Recorded data
########
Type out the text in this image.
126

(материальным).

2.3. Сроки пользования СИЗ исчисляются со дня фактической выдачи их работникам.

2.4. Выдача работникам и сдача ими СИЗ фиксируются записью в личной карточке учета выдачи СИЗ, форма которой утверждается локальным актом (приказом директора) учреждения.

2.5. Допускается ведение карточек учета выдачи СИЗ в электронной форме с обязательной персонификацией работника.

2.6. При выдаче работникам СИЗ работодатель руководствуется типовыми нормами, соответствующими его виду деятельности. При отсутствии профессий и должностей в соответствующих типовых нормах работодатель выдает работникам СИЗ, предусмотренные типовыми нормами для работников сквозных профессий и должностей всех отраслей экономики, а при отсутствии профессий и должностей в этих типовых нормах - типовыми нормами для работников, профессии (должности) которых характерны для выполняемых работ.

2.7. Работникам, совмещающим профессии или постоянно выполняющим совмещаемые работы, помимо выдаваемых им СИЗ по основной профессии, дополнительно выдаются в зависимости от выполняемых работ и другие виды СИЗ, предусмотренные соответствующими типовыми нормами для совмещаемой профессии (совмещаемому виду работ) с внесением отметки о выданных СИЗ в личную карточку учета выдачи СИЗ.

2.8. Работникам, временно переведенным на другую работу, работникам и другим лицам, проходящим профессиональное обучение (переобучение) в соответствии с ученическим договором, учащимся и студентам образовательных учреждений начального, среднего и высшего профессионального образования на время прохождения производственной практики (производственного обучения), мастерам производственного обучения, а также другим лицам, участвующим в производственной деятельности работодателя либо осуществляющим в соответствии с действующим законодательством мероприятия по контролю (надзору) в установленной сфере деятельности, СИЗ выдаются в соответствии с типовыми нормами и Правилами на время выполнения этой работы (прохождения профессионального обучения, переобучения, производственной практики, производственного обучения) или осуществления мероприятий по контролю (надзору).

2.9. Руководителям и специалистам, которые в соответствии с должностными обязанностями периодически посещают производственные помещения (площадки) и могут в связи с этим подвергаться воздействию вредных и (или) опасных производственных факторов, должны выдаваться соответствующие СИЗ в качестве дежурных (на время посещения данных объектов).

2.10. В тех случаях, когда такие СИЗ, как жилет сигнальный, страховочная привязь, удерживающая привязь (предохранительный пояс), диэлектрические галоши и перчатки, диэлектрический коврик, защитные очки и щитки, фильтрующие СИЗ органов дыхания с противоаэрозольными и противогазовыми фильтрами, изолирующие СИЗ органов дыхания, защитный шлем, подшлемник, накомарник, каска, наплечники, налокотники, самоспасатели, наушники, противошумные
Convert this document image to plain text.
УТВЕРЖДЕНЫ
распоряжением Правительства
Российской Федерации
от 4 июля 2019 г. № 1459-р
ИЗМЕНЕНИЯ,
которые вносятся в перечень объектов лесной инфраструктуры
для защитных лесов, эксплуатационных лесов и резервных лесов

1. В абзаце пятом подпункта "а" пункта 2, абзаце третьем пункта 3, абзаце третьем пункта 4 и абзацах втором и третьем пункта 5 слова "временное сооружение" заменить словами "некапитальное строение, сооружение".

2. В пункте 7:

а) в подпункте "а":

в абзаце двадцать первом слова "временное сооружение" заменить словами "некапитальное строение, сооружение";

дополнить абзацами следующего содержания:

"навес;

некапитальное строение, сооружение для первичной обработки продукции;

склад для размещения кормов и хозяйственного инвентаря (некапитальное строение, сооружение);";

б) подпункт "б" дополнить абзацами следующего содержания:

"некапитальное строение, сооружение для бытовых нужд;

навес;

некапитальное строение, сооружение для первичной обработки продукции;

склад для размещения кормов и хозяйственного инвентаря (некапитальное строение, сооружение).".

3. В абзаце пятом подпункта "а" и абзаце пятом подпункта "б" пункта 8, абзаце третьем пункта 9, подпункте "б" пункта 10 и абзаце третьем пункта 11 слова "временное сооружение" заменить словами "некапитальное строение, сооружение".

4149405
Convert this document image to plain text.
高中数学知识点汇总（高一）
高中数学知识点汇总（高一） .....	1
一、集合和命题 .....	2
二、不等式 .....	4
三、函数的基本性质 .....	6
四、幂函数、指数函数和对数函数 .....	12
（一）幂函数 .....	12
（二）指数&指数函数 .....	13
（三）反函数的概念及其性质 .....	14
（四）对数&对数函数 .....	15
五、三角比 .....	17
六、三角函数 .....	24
########
WHAT IS REQUIRED
Extract the complete data, matching each line exactly.

OUTPUT OF THE EXERCISE
Type out the text in this image.
126

(материальным).

2.3. Сроки пользования СИЗ исчисляются со дня фактической выдачи их работникам.

2.4. Выдача работникам и сдача ими СИЗ фиксируются записью в личной карточке учета выдачи СИЗ, форма которой утверждается локальным актом (приказом директора) учреждения.

2.5. Допускается ведение карточек учета выдачи СИЗ в электронной форме с обязательной персонификацией работника.

2.6. При выдаче работникам СИЗ работодатель руководствуется типовыми нормами, соответствующими его виду деятельности. При отсутствии профессий и должностей в соответствующих типовых нормах работодатель выдает работникам СИЗ, предусмотренные типовыми нормами для работников сквозных профессий и должностей всех отраслей экономики, а при отсутствии профессий и должностей в этих типовых нормах - типовыми нормами для работников, профессии (должности) которых характерны для выполняемых работ.

2.7. Работникам, совмещающим профессии или постоянно выполняющим совмещаемые работы, помимо выдаваемых им СИЗ по основной профессии, дополнительно выдаются в зависимости от выполняемых работ и другие виды СИЗ, предусмотренные соответствующими типовыми нормами для совмещаемой профессии (совмещаемому виду работ) с внесением отметки о выданных СИЗ в личную карточку учета выдачи СИЗ.

2.8. Работникам, временно переведенным на другую работу, работникам и другим лицам, проходящим профессиональное обучение (переобучение) в соответствии с ученическим договором, учащимся и студентам образовательных учреждений начального, среднего и высшего профессионального образования на время прохождения производственной практики (производственного обучения), мастерам производственного обучения, а также другим лицам, участвующим в производственной деятельности работодателя либо осуществляющим в соответствии с действующим законодательством мероприятия по контролю (надзору) в установленной сфере деятельности, СИЗ выдаются в соответствии с типовыми нормами и Правилами на время выполнения этой работы (прохождения профессионального обучения, переобучения, производственной практики, производственного обучения) или осуществления мероприятий по контролю (надзору).

2.9. Руководителям и специалистам, которые в соответствии с должностными обязанностями периодически посещают производственные помещения (площадки) и могут в связи с этим подвергаться воздействию вредных и (или) опасных производственных факторов, должны выдаваться соответствующие СИЗ в качестве дежурных (на время посещения данных объектов).

2.10. В тех случаях, когда такие СИЗ, как жилет сигнальный, страховочная привязь, удерживающая привязь (предохранительный пояс), диэлектрические галоши и перчатки, диэлектрический коврик, защитные очки и щитки, фильтрующие СИЗ органов дыхания с противоаэрозольными и противогазовыми фильтрами, изолирующие СИЗ органов дыхания, защитный шлем, подшлемник, накомарник, каска, наплечники, налокотники, самоспасатели, наушники, противошумные
Convert this document image to plain text.
УТВЕРЖДЕНЫ
распоряжением Правительства
Российской Федерации
от 4 июля 2019 г. № 1459-р
ИЗМЕНЕНИЯ,
которые вносятся в перечень объектов лесной инфраструктуры
для защитных лесов, эксплуатационных лесов и резервных лесов

1. В абзаце пятом подпункта "а" пункта 2, абзаце третьем пункта 3, абзаце третьем пункта 4 и абзацах втором и третьем пункта 5 слова "временное сооружение" заменить словами "некапитальное строение, сооружение".

2. В пункте 7:

а) в подпункте "а":

в абзаце двадцать первом слова "временное сооружение" заменить словами "некапитальное строение, сооружение";

дополнить абзацами следующего содержания:

"навес;

некапитальное строение, сооружение для первичной обработки продукции;

склад для размещения кормов и хозяйственного инвентаря (некапитальное строение, сооружение);";

б) подпункт "б" дополнить абзацами следующего содержания:

"некапитальное строение, сооружение для бытовых нужд;

навес;

некапитальное строение, сооружение для первичной обработки продукции;

склад для размещения кормов и хозяйственного инвентаря (некапитальное строение, сооружение).".

3. В абзаце пятом подпункта "а" и абзаце пятом подпункта "б" пункта 8, абзаце третьем пункта 9, подпункте "б" пункта 10 и абзаце третьем пункта 11 слова "временное сооружение" заменить словами "некапитальное строение, сооружение".

4149405
Convert this document image to plain text.
高中数学知识点汇总（高一）
高中数学知识点汇总（高一） .....	1
一、集合和命题 .....	2
二、不等式 .....	4
三、函数的基本性质 .....	6
四、幂函数、指数函数和对数函数 .....	12
（一）幂函数 .....	12
（二）指数&指数函数 .....	13
（三）反函数的概念及其性质 .....	14
（四）对数&对数函数 .....	15
五、三角比 .....	17
六、三角函数 .....	24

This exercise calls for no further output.